SUPPLIED MATERIAL
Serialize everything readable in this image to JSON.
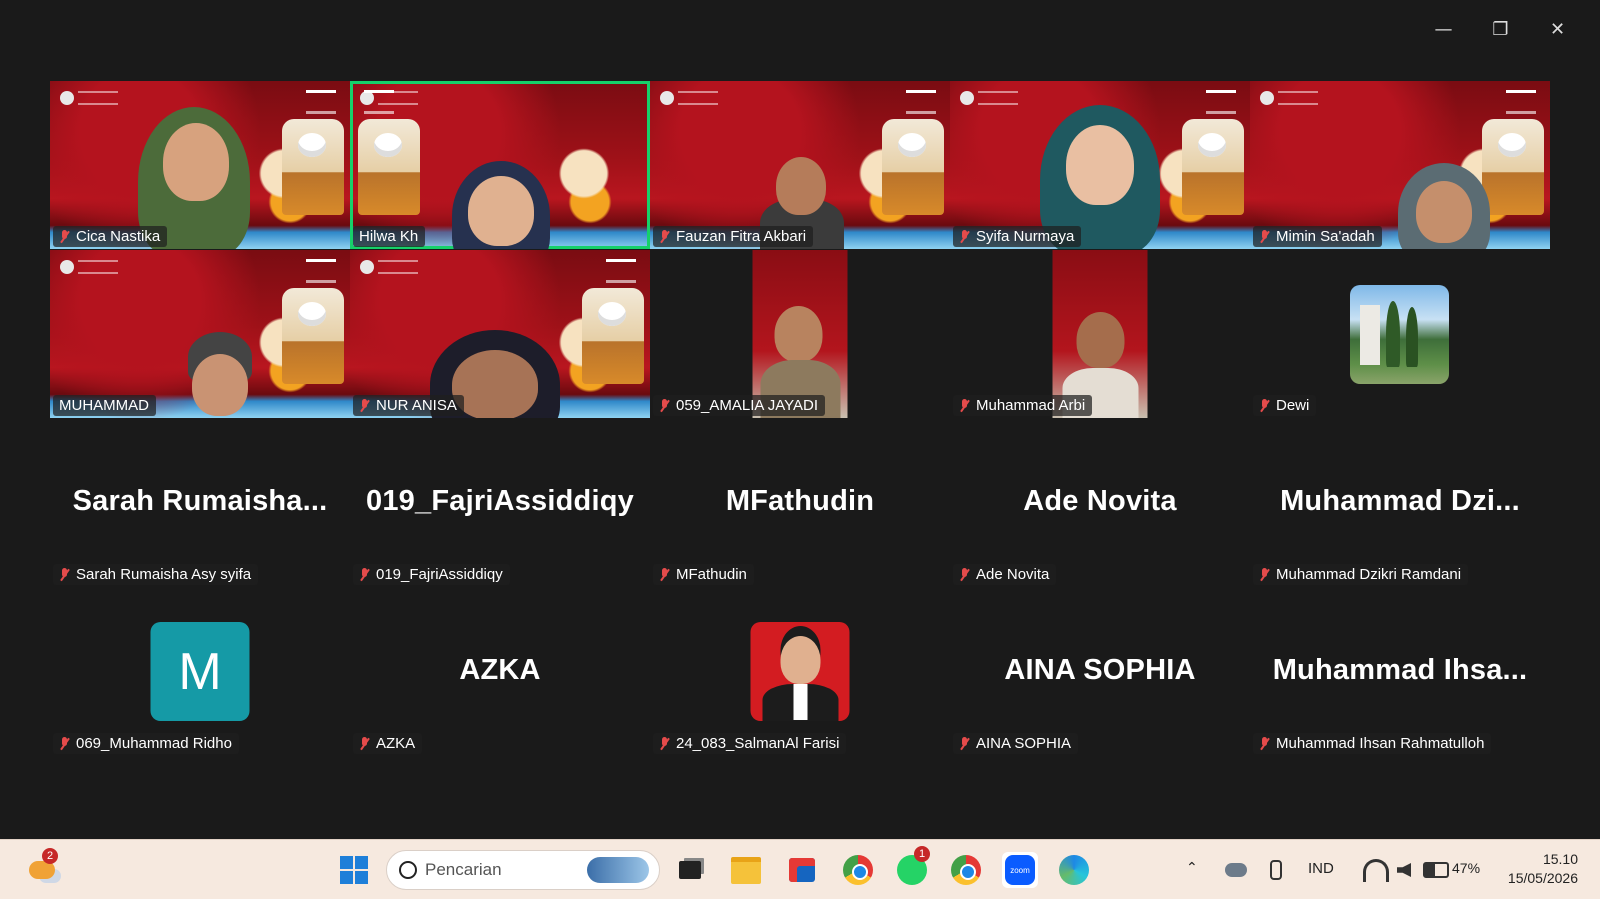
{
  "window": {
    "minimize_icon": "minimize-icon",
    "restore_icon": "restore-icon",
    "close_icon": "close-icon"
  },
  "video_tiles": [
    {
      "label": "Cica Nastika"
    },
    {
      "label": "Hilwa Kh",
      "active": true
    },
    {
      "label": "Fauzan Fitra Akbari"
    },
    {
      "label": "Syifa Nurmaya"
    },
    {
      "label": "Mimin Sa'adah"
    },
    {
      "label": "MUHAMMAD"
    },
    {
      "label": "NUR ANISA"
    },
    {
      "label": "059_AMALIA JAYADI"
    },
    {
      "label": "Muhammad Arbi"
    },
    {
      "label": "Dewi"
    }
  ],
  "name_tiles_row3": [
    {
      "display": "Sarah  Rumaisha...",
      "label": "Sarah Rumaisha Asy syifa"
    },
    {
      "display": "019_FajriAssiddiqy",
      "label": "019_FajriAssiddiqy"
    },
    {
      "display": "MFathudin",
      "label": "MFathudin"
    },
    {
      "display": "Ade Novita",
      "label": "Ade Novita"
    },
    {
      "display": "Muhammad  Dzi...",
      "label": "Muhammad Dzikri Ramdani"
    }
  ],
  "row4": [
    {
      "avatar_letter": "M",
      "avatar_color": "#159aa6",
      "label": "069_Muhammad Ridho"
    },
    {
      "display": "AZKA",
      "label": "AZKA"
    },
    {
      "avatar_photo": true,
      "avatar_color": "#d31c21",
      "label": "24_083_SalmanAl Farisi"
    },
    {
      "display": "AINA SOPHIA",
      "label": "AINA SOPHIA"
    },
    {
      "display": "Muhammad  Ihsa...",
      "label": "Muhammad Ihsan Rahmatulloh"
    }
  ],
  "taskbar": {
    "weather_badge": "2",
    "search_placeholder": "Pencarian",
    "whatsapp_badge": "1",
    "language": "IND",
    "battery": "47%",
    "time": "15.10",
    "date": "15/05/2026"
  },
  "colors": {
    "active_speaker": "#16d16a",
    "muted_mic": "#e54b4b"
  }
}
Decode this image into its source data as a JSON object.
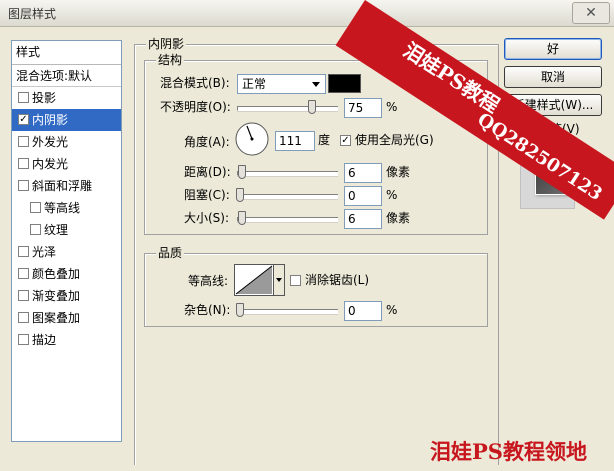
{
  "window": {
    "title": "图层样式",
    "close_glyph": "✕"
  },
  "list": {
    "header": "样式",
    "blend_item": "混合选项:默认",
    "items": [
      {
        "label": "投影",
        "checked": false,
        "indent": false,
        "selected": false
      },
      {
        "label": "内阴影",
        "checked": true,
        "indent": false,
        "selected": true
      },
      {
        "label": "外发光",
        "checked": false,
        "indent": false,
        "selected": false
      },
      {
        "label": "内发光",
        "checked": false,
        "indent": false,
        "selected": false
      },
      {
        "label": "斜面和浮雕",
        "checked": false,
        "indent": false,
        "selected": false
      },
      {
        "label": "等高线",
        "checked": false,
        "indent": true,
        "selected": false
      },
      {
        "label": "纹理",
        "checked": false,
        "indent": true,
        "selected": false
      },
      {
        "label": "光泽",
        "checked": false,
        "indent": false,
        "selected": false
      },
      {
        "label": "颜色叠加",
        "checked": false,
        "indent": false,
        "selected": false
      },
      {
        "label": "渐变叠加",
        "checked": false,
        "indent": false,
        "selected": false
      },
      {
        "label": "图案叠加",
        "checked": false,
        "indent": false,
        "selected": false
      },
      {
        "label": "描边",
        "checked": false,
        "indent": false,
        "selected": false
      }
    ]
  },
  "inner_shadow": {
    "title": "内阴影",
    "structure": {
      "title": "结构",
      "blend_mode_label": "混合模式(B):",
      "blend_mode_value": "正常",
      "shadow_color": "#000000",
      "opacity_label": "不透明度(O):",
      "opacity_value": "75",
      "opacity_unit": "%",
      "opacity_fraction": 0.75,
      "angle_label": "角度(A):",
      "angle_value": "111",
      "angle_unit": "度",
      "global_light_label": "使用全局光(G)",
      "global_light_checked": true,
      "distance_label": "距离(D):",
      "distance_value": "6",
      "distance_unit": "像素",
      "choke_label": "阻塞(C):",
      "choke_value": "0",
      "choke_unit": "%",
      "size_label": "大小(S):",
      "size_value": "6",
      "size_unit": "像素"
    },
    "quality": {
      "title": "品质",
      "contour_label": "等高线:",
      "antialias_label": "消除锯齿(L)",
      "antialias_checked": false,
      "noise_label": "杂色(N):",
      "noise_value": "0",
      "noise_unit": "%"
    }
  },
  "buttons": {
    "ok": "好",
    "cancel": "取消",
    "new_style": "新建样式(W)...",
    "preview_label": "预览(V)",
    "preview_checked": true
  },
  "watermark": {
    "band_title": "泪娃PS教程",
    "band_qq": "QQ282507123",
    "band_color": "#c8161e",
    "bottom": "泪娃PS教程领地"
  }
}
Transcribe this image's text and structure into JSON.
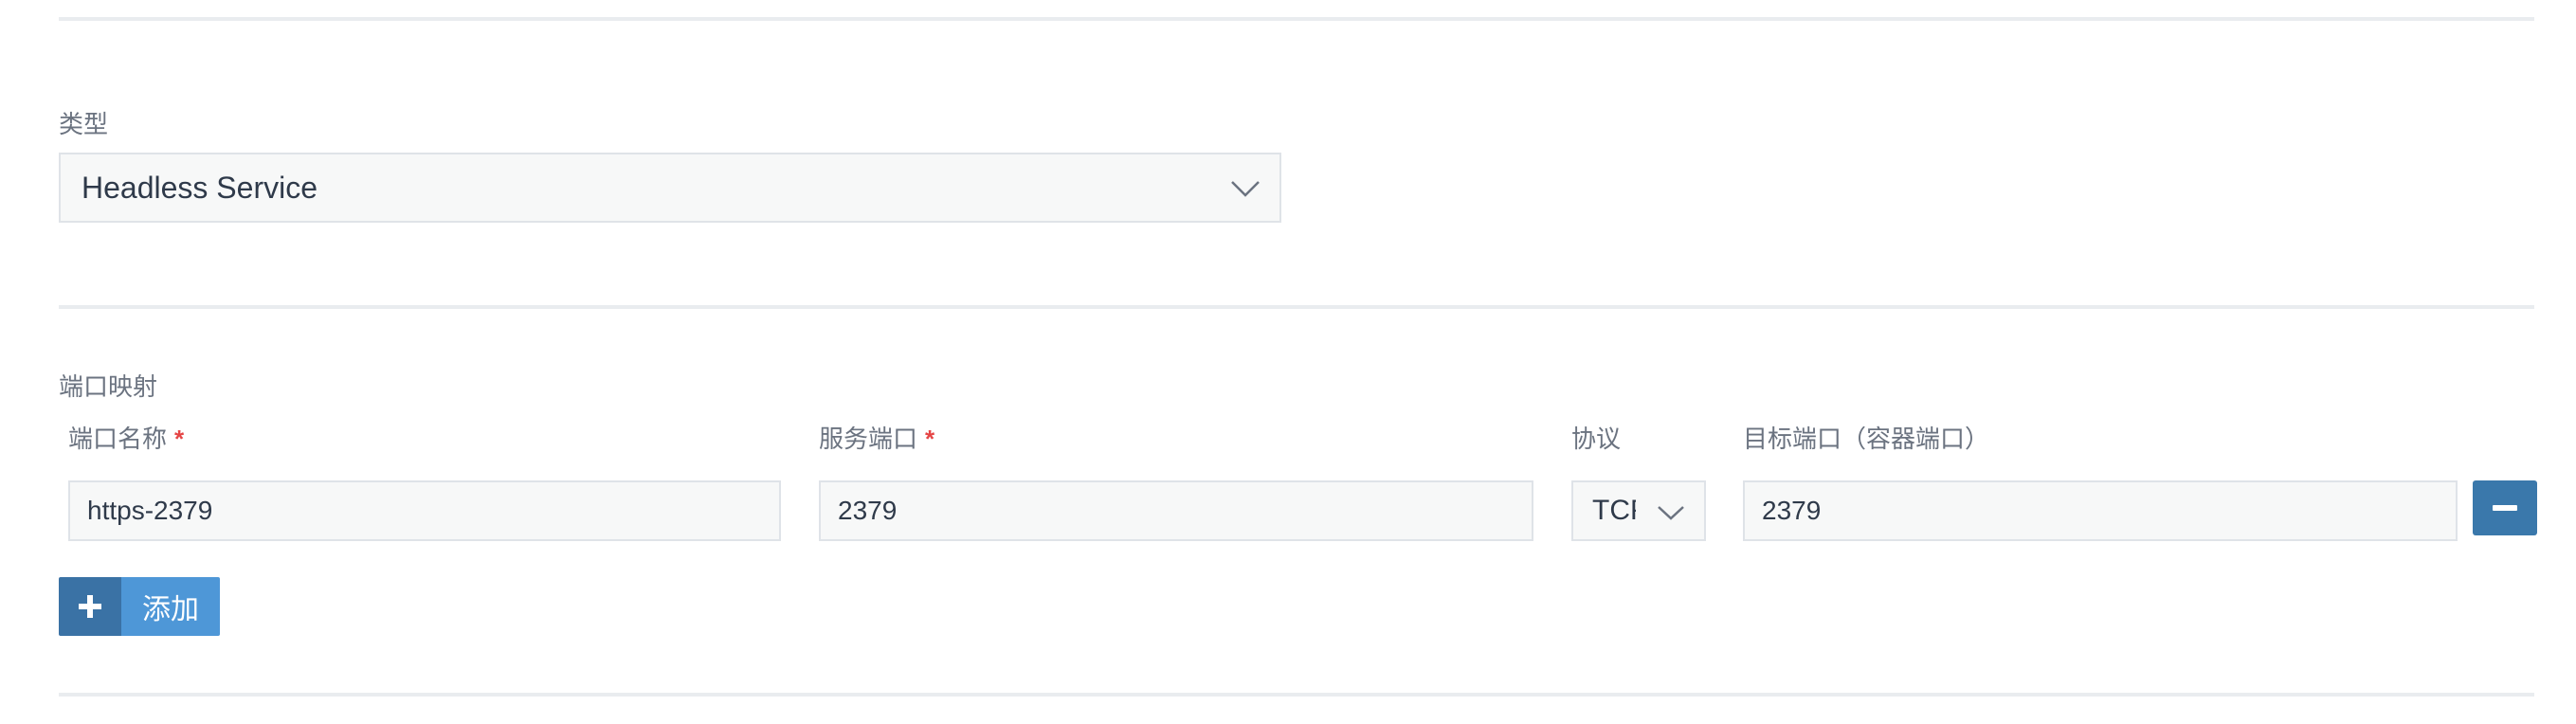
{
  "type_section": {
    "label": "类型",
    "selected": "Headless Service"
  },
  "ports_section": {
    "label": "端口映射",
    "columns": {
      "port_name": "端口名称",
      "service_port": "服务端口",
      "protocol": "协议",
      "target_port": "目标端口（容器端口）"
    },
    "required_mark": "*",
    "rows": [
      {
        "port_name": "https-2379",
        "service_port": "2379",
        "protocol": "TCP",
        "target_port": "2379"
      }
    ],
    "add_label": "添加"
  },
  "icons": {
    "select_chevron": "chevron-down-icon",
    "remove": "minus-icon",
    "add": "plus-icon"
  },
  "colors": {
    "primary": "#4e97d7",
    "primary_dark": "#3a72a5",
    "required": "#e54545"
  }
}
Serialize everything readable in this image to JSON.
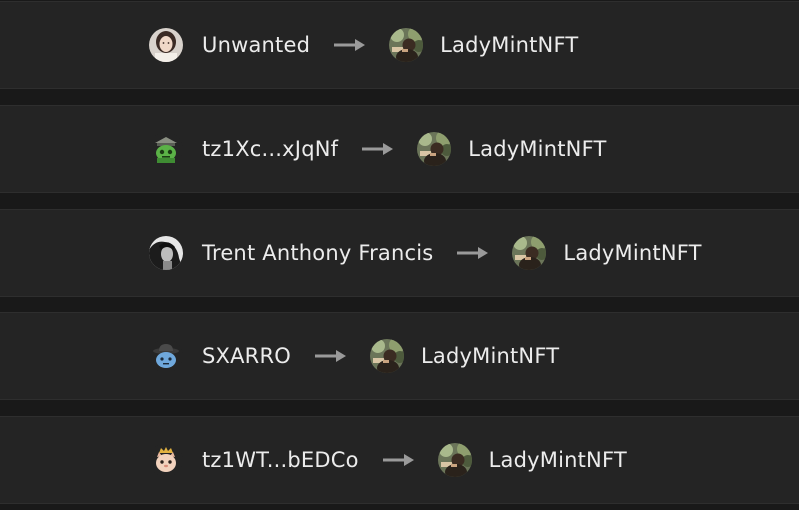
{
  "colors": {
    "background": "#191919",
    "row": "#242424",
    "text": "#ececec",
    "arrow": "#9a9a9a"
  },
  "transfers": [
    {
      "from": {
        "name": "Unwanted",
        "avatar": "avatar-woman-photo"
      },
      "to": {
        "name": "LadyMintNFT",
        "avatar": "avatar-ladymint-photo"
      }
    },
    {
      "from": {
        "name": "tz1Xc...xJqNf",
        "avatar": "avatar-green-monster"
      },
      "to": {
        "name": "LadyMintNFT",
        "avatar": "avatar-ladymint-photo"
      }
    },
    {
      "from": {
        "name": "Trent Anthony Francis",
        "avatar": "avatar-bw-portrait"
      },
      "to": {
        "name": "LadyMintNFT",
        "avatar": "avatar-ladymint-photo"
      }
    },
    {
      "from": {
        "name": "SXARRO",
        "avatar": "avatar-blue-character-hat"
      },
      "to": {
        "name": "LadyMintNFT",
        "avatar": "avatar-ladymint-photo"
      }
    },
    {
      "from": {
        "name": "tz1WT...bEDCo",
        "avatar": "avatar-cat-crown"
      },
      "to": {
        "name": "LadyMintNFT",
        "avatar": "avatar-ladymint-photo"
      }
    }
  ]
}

SHORT EXERCISE
Look through the entries above. Extract each line with the word "this".

TASK RESPONSE
Serialize everything readable in this image to JSON.
Decode this image into its source data as a JSON object.
Transcribe this image's text and structure into JSON.
Serialize everything readable in this image to JSON.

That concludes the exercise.